- **Task goal**
Output all the entries word for word. Omit the pictures.

- **Entries shown**

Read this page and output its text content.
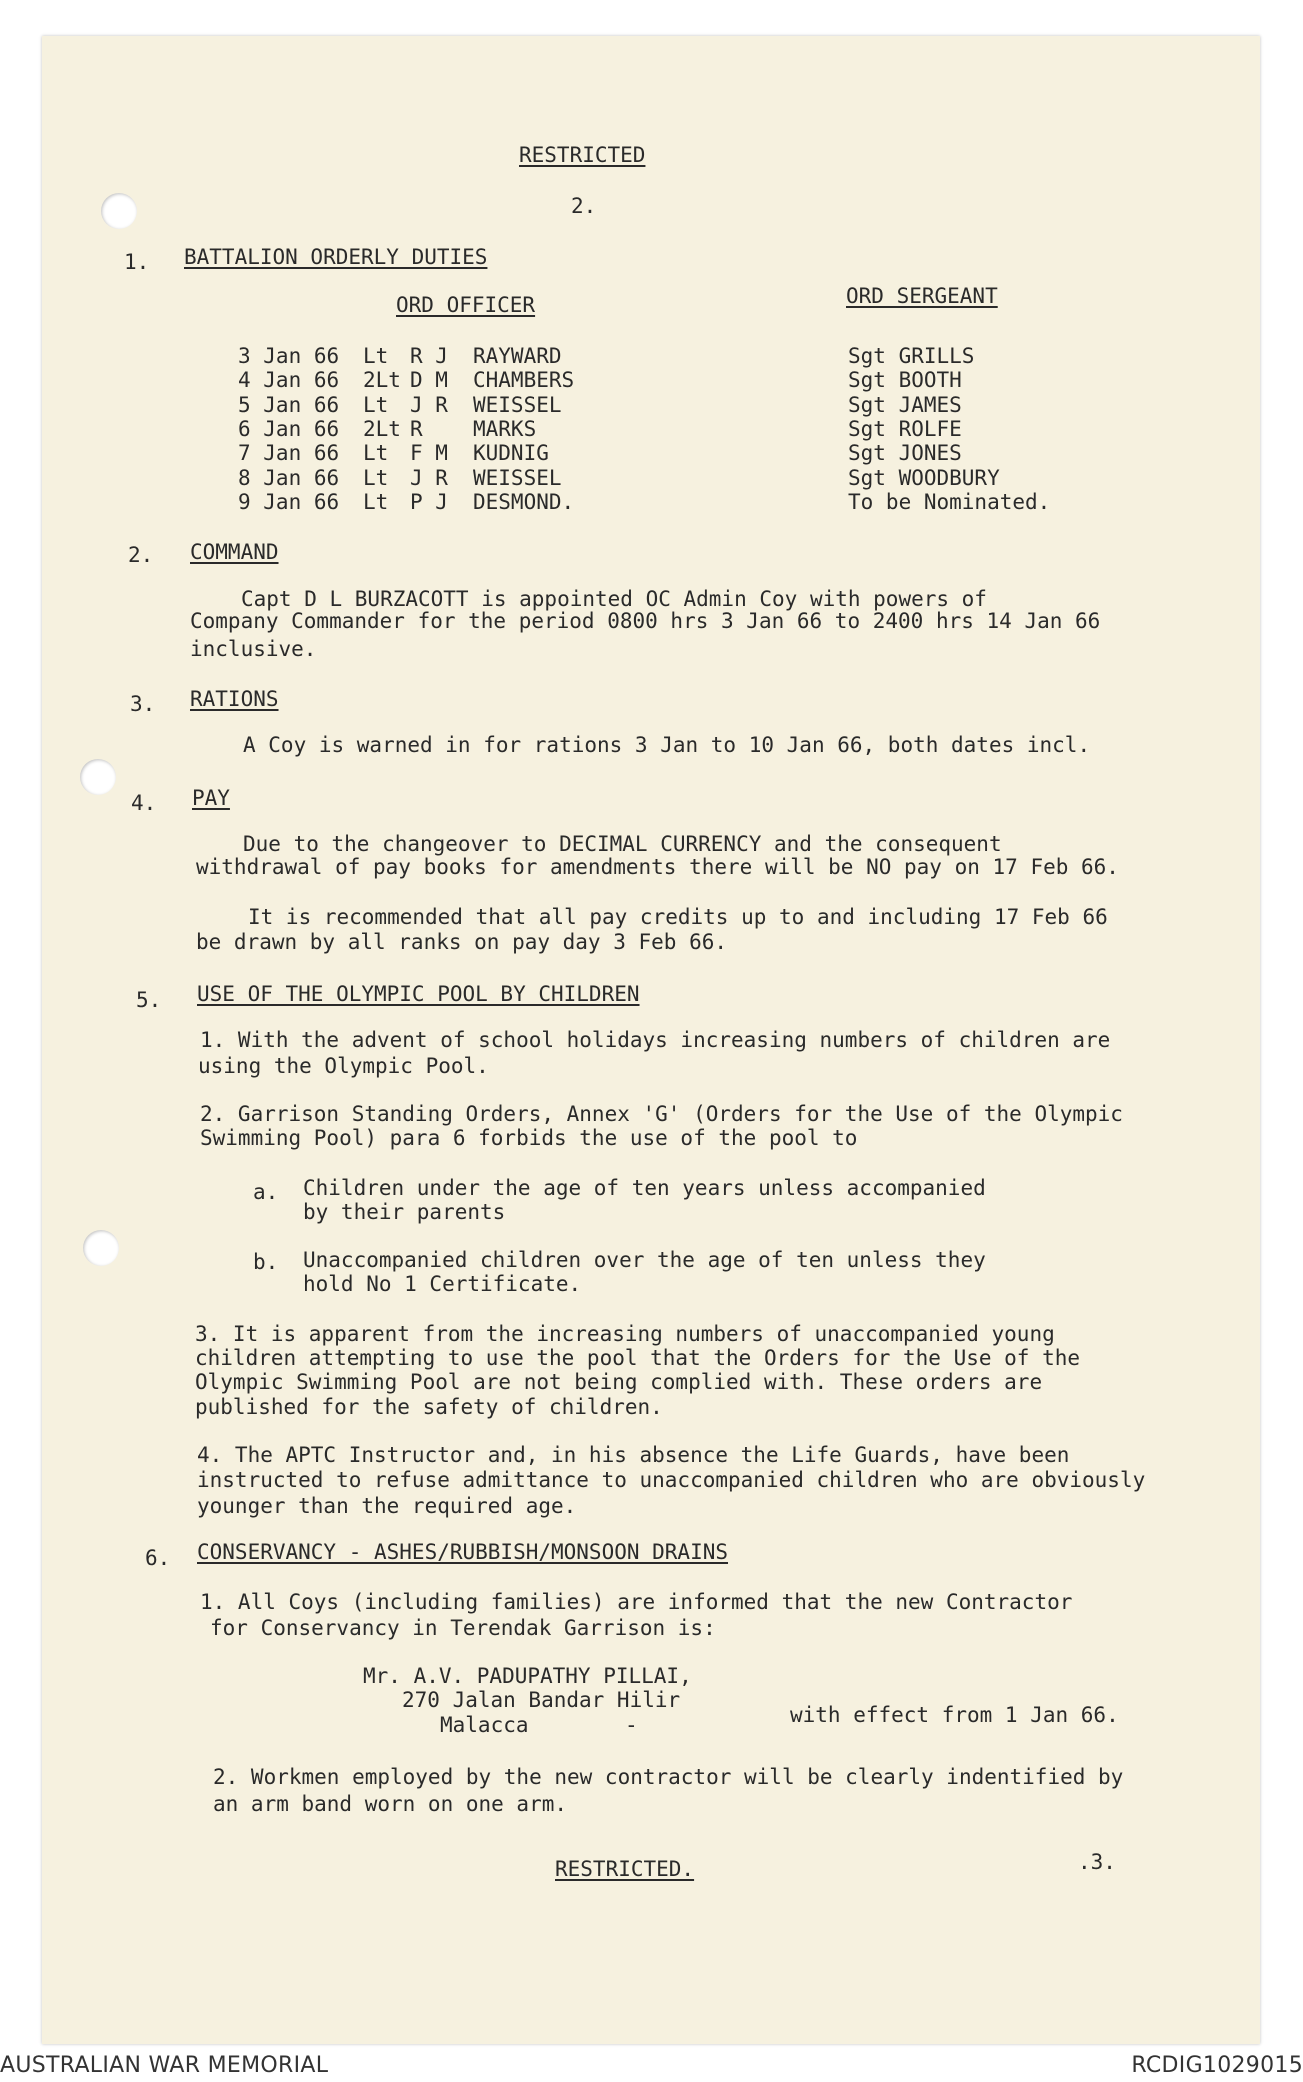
RESTRICTED
2.
1. BATTALION ORDERLY DUTIES
ORD OFFICER	ORD SERGEANT
3 Jan 66 Lt R J RAYWARD	Sgt GRILLS
4 Jan 66 2Lt D M CHAMBERS	Sgt BOOTH
5 Jan 66 Lt J R WEISSEL	Sgt JAMES
6 Jan 66 2Lt R MARKS	Sgt ROLFE
7 Jan 66 Lt F M KUDNIG	Sgt JONES
8 Jan 66 Lt J R WEISSEL	Sgt WOODBURY
9 Jan 66 Lt P J DESMOND.	To be Nominated.
2. COMMAND
Capt D L BURZACOTT is appointed OC Admin Coy with powers of
Company Commander for the period 0800 hrs 3 Jan 66 to 2400 hrs 14 Jan 66
inclusive.
3. RATIONS
A Coy is warned in for rations 3 Jan to 10 Jan 66, both dates incl.
4. PAY
Due to the changeover to DECIMAL CURRENCY and the consequent
withdrawal of pay books for amendments there will be NO pay on 17 Feb 66.
It is recommended that all pay credits up to and including 17 Feb 66
be drawn by all ranks on pay day 3 Feb 66.
5. USE OF THE OLYMPIC POOL BY CHILDREN
1. With the advent of school holidays increasing numbers of children are
using the Olympic Pool.
2. Garrison Standing Orders, Annex 'G' (Orders for the Use of the Olympic
Swimming Pool) para 6 forbids the use of the pool to
a. Children under the age of ten years unless accompanied
by their parents
b. Unaccompanied children over the age of ten unless they
hold No 1 Certificate.
3. It is apparent from the increasing numbers of unaccompanied young
children attempting to use the pool that the Orders for the Use of the
Olympic Swimming Pool are not being complied with. These orders are
published for the safety of children.
4. The APTC Instructor and, in his absence the Life Guards, have been
instructed to refuse admittance to unaccompanied children who are obviously
younger than the required age.
6. CONSERVANCY - ASHES/RUBBISH/MONSOON DRAINS
1. All Coys (including families) are informed that the new Contractor
for Conservancy in Terendak Garrison is:
Mr. A.V. PADUPATHY PILLAI,
270 Jalan Bandar Hilir
Malacca	-	with effect from 1 Jan 66.
2. Workmen employed by the new contractor will be clearly indentified by
an arm band worn on one arm.
RESTRICTED.	.3.
AUSTRALIAN WAR MEMORIAL	RCDIG1029015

- **Answer to this problem**
Read this page and output its text content.
RESTRICTED
2.
1. BATTALION ORDERLY DUTIES
ORD OFFICER	ORD SERGEANT
3 Jan 66 Lt R J RAYWARD	Sgt GRILLS
4 Jan 66 2Lt D M CHAMBERS	Sgt BOOTH
5 Jan 66 Lt J R WEISSEL	Sgt JAMES
6 Jan 66 2Lt R MARKS	Sgt ROLFE
7 Jan 66 Lt F M KUDNIG	Sgt JONES
8 Jan 66 Lt J R WEISSEL	Sgt WOODBURY
9 Jan 66 Lt P J DESMOND.	To be Nominated.
2. COMMAND
Capt D L BURZACOTT is appointed OC Admin Coy with powers of
Company Commander for the period 0800 hrs 3 Jan 66 to 2400 hrs 14 Jan 66
inclusive.
3. RATIONS
A Coy is warned in for rations 3 Jan to 10 Jan 66, both dates incl.
4. PAY
Due to the changeover to DECIMAL CURRENCY and the consequent
withdrawal of pay books for amendments there will be NO pay on 17 Feb 66.
It is recommended that all pay credits up to and including 17 Feb 66
be drawn by all ranks on pay day 3 Feb 66.
5. USE OF THE OLYMPIC POOL BY CHILDREN
1. With the advent of school holidays increasing numbers of children are
using the Olympic Pool.
2. Garrison Standing Orders, Annex 'G' (Orders for the Use of the Olympic
Swimming Pool) para 6 forbids the use of the pool to
a. Children under the age of ten years unless accompanied
by their parents
b. Unaccompanied children over the age of ten unless they
hold No 1 Certificate.
3. It is apparent from the increasing numbers of unaccompanied young
children attempting to use the pool that the Orders for the Use of the
Olympic Swimming Pool are not being complied with. These orders are
published for the safety of children.
4. The APTC Instructor and, in his absence the Life Guards, have been
instructed to refuse admittance to unaccompanied children who are obviously
younger than the required age.
6. CONSERVANCY - ASHES/RUBBISH/MONSOON DRAINS
1. All Coys (including families) are informed that the new Contractor
for Conservancy in Terendak Garrison is:
Mr. A.V. PADUPATHY PILLAI,
270 Jalan Bandar Hilir
Malacca	-	with effect from 1 Jan 66.
2. Workmen employed by the new contractor will be clearly indentified by
an arm band worn on one arm.
RESTRICTED.	.3.
AUSTRALIAN WAR MEMORIAL	RCDIG1029015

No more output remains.